* What you have to do
Return each line that holds the word "weight".

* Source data

* * *

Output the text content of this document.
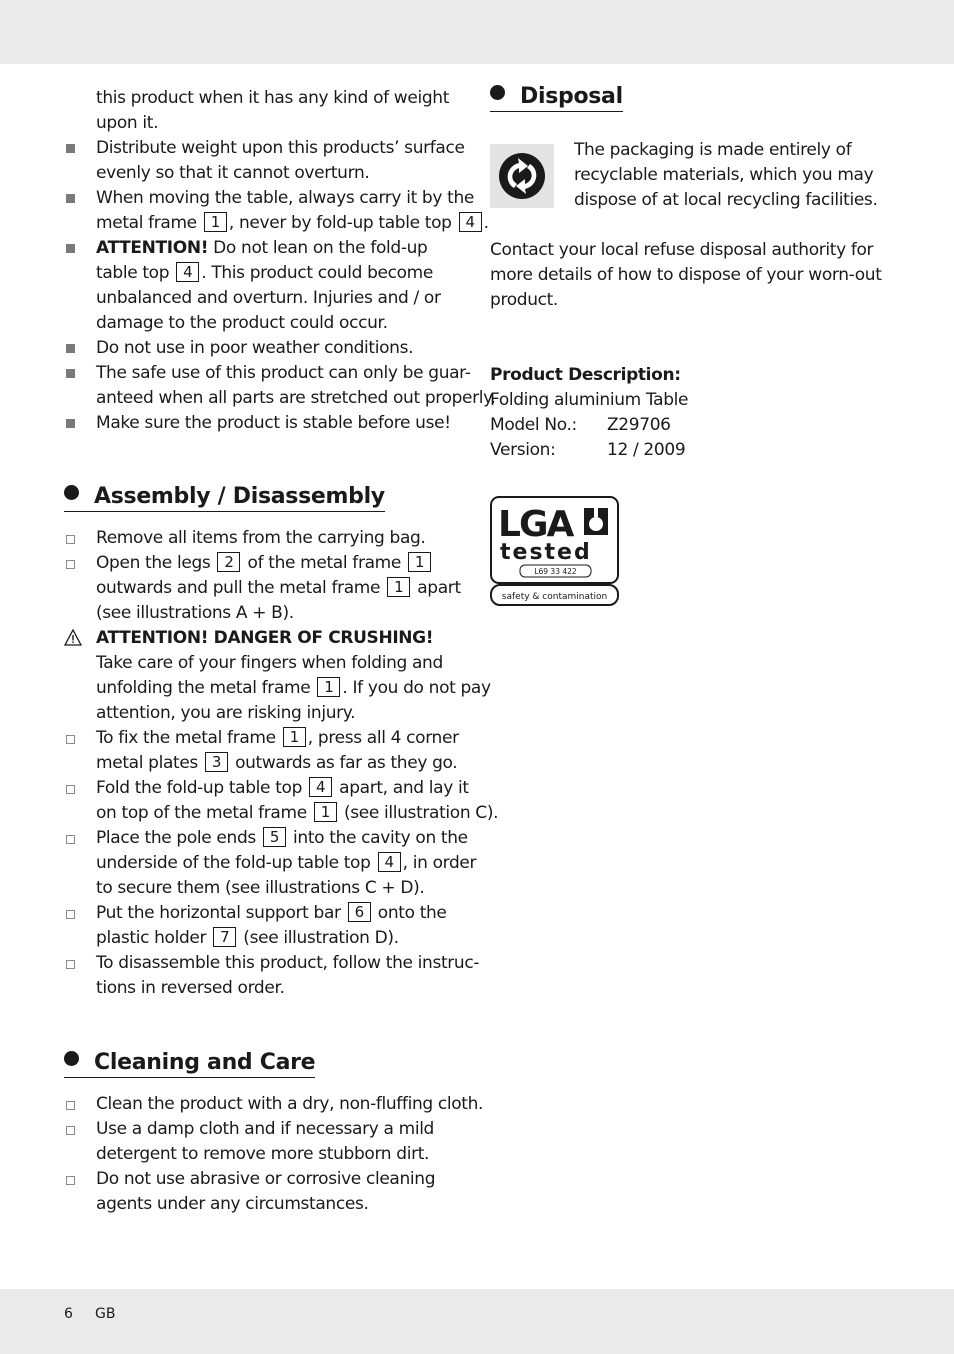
this product when it has any kind of weight
upon it.
Distribute weight upon this products’ surface
evenly so that it cannot overturn.
When moving the table, always carry it by the
metal frame 1 , never by fold-up table top 4 .
ATTENTION! Do not lean on the fold-up
table top 4 . This product could become
unbalanced and overturn. Injuries and / or
damage to the product could occur.
Do not use in poor weather conditions.
The safe use of this product can only be guar-
anteed when all parts are stretched out properly.
Make sure the product is stable before use!
Assembly / Disassembly
Remove all items from the carrying bag.
Open the legs 2 of the metal frame 1
outwards and pull the metal frame 1 apart
(see illustrations A + B).
ATTENTION! DANGER OF CRUSHING!
Take care of your fingers when folding and
unfolding the metal frame 1 . If you do not pay
attention, you are risking injury.
To fix the metal frame 1 , press all 4 corner
metal plates 3 outwards as far as they go.
Fold the fold-up table top 4 apart, and lay it
on top of the metal frame 1 (see illustration C).
Place the pole ends 5 into the cavity on the
underside of the fold-up table top 4 , in order
to secure them (see illustrations C + D).
Put the horizontal support bar 6 onto the
plastic holder 7 (see illustration D).
To disassemble this product, follow the instruc-
tions in reversed order.
Cleaning and Care
Clean the product with a dry, non-fluffing cloth.
Use a damp cloth and if necessary a mild
detergent to remove more stubborn dirt.
Do not use abrasive or corrosive cleaning
agents under any circumstances.
Disposal
The packaging is made entirely of
recyclable materials, which you may
dispose of at local recycling facilities.
Contact your local refuse disposal authority for
more details of how to dispose of your worn-out
product.
Product Description:
Folding aluminium Table
Model No.: Z29706
Version:	12 / 2009
LGA
tested
L69 33 422
safety & contamination
6 GB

* * *

* Written reply
this product when it has any kind of weight
Distribute weight upon this products’ surface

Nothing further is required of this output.